:: PROVIDED INFORMATION ::
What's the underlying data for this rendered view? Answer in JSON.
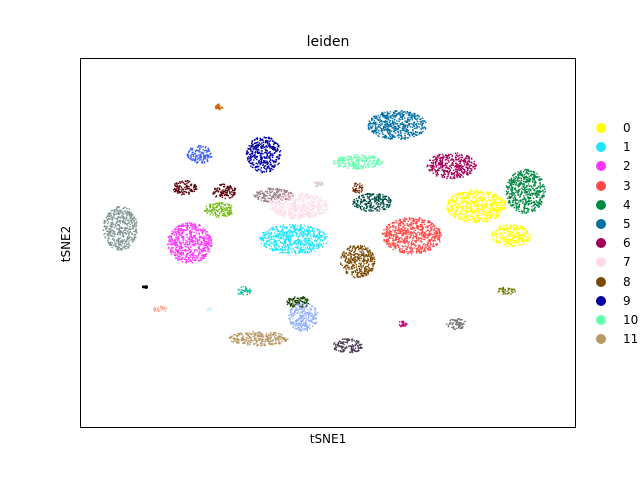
{
  "chart_data": {
    "type": "scatter",
    "title": "leiden",
    "xlabel": "tSNE1",
    "ylabel": "tSNE2",
    "xlim": [
      -50,
      50
    ],
    "ylim": [
      -50,
      50
    ],
    "grid": false,
    "legend_position": "right",
    "axis_ticks": false,
    "series": [
      {
        "name": "0",
        "color": "#ffff00",
        "clusters": [
          [
            30,
            10,
            6,
            4.5
          ],
          [
            37,
            2,
            4,
            3
          ]
        ]
      },
      {
        "name": "1",
        "color": "#1ce6ff",
        "clusters": [
          [
            -7,
            1,
            7,
            4
          ]
        ]
      },
      {
        "name": "2",
        "color": "#ff34ff",
        "clusters": [
          [
            -28,
            0,
            4.5,
            5.5
          ]
        ]
      },
      {
        "name": "3",
        "color": "#ff4a46",
        "clusters": [
          [
            17,
            2,
            6,
            5
          ]
        ]
      },
      {
        "name": "4",
        "color": "#008941",
        "clusters": [
          [
            40,
            14,
            4,
            6
          ]
        ]
      },
      {
        "name": "5",
        "color": "#006fa6",
        "clusters": [
          [
            14,
            32,
            6,
            4
          ]
        ]
      },
      {
        "name": "6",
        "color": "#a30059",
        "clusters": [
          [
            25,
            21,
            5,
            3.5
          ]
        ]
      },
      {
        "name": "7",
        "color": "#ffdbe5",
        "clusters": [
          [
            -6,
            10,
            6,
            3.5
          ]
        ]
      },
      {
        "name": "8",
        "color": "#7a4900",
        "clusters": [
          [
            6,
            -5,
            3.5,
            4.5
          ]
        ]
      },
      {
        "name": "9",
        "color": "#0000a6",
        "clusters": [
          [
            -13,
            24,
            3.5,
            5
          ]
        ]
      },
      {
        "name": "10",
        "color": "#63ffac",
        "clusters": [
          [
            6,
            22,
            5,
            2
          ]
        ]
      },
      {
        "name": "11",
        "color": "#b79762",
        "clusters": [
          [
            -14,
            -26,
            6,
            2
          ]
        ]
      }
    ],
    "unlabeled_clusters": [
      {
        "color": "#8fb0ff",
        "clusters": [
          [
            -5,
            -20,
            3,
            4
          ]
        ]
      },
      {
        "color": "#997d87",
        "clusters": [
          [
            -11,
            13,
            4,
            2
          ]
        ]
      },
      {
        "color": "#5a0007",
        "clusters": [
          [
            -29,
            15,
            2.5,
            2
          ],
          [
            -21,
            14,
            2.5,
            2
          ]
        ]
      },
      {
        "color": "#809693",
        "clusters": [
          [
            -42,
            4,
            3.5,
            6
          ]
        ]
      },
      {
        "color": "#3b5dff",
        "clusters": [
          [
            -26,
            24,
            2.5,
            2.5
          ]
        ]
      },
      {
        "color": "#4a3b53",
        "clusters": [
          [
            4,
            -28,
            3,
            2
          ]
        ]
      },
      {
        "color": "#1b4400",
        "clusters": [
          [
            -6,
            -16,
            2.5,
            1.5
          ]
        ]
      },
      {
        "color": "#d16100",
        "clusters": [
          [
            -22,
            37,
            0.8,
            0.8
          ]
        ]
      },
      {
        "color": "#004d43",
        "clusters": [
          [
            9,
            11,
            4,
            2.5
          ]
        ]
      },
      {
        "color": "#67ba00",
        "clusters": [
          [
            -22,
            9,
            3,
            2
          ]
        ]
      },
      {
        "color": "#6b7900",
        "clusters": [
          [
            36,
            -13,
            2,
            1
          ]
        ]
      },
      {
        "color": "#ffaa92",
        "clusters": [
          [
            -34,
            -18,
            1.5,
            0.8
          ]
        ]
      },
      {
        "color": "#00c2a0",
        "clusters": [
          [
            -17,
            -13,
            1.5,
            1.2
          ]
        ]
      },
      {
        "color": "#772600",
        "clusters": [
          [
            6,
            15,
            1.2,
            1.5
          ]
        ]
      },
      {
        "color": "#6f6f6f",
        "clusters": [
          [
            26,
            -22,
            2,
            1.5
          ]
        ]
      },
      {
        "color": "#c20078",
        "clusters": [
          [
            15,
            -22,
            1,
            0.8
          ]
        ]
      },
      {
        "color": "#e0c8d8",
        "clusters": [
          [
            -2,
            16,
            1,
            0.8
          ]
        ]
      },
      {
        "color": "#000000",
        "clusters": [
          [
            -37,
            -12,
            0.6,
            0.4
          ]
        ]
      },
      {
        "color": "#d7f0ff",
        "clusters": [
          [
            -24,
            -18,
            0.6,
            0.5
          ]
        ]
      }
    ]
  }
}
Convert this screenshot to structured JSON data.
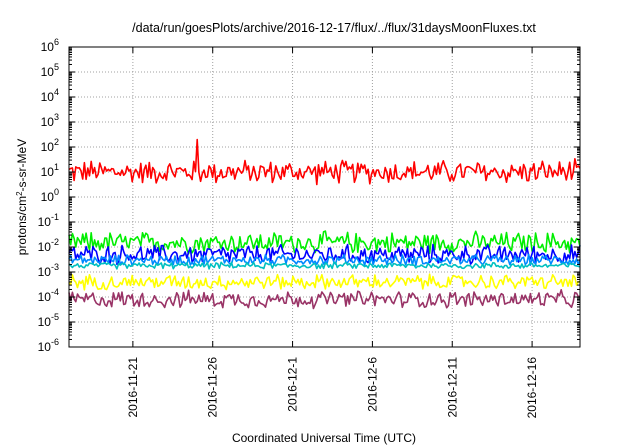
:::
## WRITTEN REQUEST
Take the listing above and print it exactly, apart from the pictures.

## SOLUTION TO THIS TASK
What's the underlying data for this rendered view? Answer in JSON.
{
  "chart_data": {
    "type": "scatter",
    "title": "leiden",
    "xlabel": "tSNE1",
    "ylabel": "tSNE2",
    "xlim": [
      -50,
      50
    ],
    "ylim": [
      -50,
      50
    ],
    "grid": false,
    "legend_position": "right",
    "axis_ticks": false,
    "series": [
      {
        "name": "0",
        "color": "#ffff00",
        "clusters": [
          [
            30,
            10,
            6,
            4.5
          ],
          [
            37,
            2,
            4,
            3
          ]
        ]
      },
      {
        "name": "1",
        "color": "#1ce6ff",
        "clusters": [
          [
            -7,
            1,
            7,
            4
          ]
        ]
      },
      {
        "name": "2",
        "color": "#ff34ff",
        "clusters": [
          [
            -28,
            0,
            4.5,
            5.5
          ]
        ]
      },
      {
        "name": "3",
        "color": "#ff4a46",
        "clusters": [
          [
            17,
            2,
            6,
            5
          ]
        ]
      },
      {
        "name": "4",
        "color": "#008941",
        "clusters": [
          [
            40,
            14,
            4,
            6
          ]
        ]
      },
      {
        "name": "5",
        "color": "#006fa6",
        "clusters": [
          [
            14,
            32,
            6,
            4
          ]
        ]
      },
      {
        "name": "6",
        "color": "#a30059",
        "clusters": [
          [
            25,
            21,
            5,
            3.5
          ]
        ]
      },
      {
        "name": "7",
        "color": "#ffdbe5",
        "clusters": [
          [
            -6,
            10,
            6,
            3.5
          ]
        ]
      },
      {
        "name": "8",
        "color": "#7a4900",
        "clusters": [
          [
            6,
            -5,
            3.5,
            4.5
          ]
        ]
      },
      {
        "name": "9",
        "color": "#0000a6",
        "clusters": [
          [
            -13,
            24,
            3.5,
            5
          ]
        ]
      },
      {
        "name": "10",
        "color": "#63ffac",
        "clusters": [
          [
            6,
            22,
            5,
            2
          ]
        ]
      },
      {
        "name": "11",
        "color": "#b79762",
        "clusters": [
          [
            -14,
            -26,
            6,
            2
          ]
        ]
      }
    ],
    "unlabeled_clusters": [
      {
        "color": "#8fb0ff",
        "clusters": [
          [
            -5,
            -20,
            3,
            4
          ]
        ]
      },
      {
        "color": "#997d87",
        "clusters": [
          [
            -11,
            13,
            4,
            2
          ]
        ]
      },
      {
        "color": "#5a0007",
        "clusters": [
          [
            -29,
            15,
            2.5,
            2
          ],
          [
            -21,
            14,
            2.5,
            2
          ]
        ]
      },
      {
        "color": "#809693",
        "clusters": [
          [
            -42,
            4,
            3.5,
            6
          ]
        ]
      },
      {
        "color": "#3b5dff",
        "clusters": [
          [
            -26,
            24,
            2.5,
            2.5
          ]
        ]
      },
      {
        "color": "#4a3b53",
        "clusters": [
          [
            4,
            -28,
            3,
            2
          ]
        ]
      },
      {
        "color": "#1b4400",
        "clusters": [
          [
            -6,
            -16,
            2.5,
            1.5
          ]
        ]
      },
      {
        "color": "#d16100",
        "clusters": [
          [
            -22,
            37,
            0.8,
            0.8
          ]
        ]
      },
      {
        "color": "#004d43",
        "clusters": [
          [
            9,
            11,
            4,
            2.5
          ]
        ]
      },
      {
        "color": "#67ba00",
        "clusters": [
          [
            -22,
            9,
            3,
            2
          ]
        ]
      },
      {
        "color": "#6b7900",
        "clusters": [
          [
            36,
            -13,
            2,
            1
          ]
        ]
      },
      {
        "color": "#ffaa92",
        "clusters": [
          [
            -34,
            -18,
            1.5,
            0.8
          ]
        ]
      },
      {
        "color": "#00c2a0",
        "clusters": [
          [
            -17,
            -13,
            1.5,
            1.2
          ]
        ]
      },
      {
        "color": "#772600",
        "clusters": [
          [
            6,
            15,
            1.2,
            1.5
          ]
        ]
      },
      {
        "color": "#6f6f6f",
        "clusters": [
          [
            26,
            -22,
            2,
            1.5
          ]
        ]
      },
      {
        "color": "#c20078",
        "clusters": [
          [
            15,
            -22,
            1,
            0.8
          ]
        ]
      },
      {
        "color": "#e0c8d8",
        "clusters": [
          [
            -2,
            16,
            1,
            0.8
          ]
        ]
      },
      {
        "color": "#000000",
        "clusters": [
          [
            -37,
            -12,
            0.6,
            0.4
          ]
        ]
      },
      {
        "color": "#d7f0ff",
        "clusters": [
          [
            -24,
            -18,
            0.6,
            0.5
          ]
        ]
      }
    ]
  }
}
Convert this screenshot to structured JSON data.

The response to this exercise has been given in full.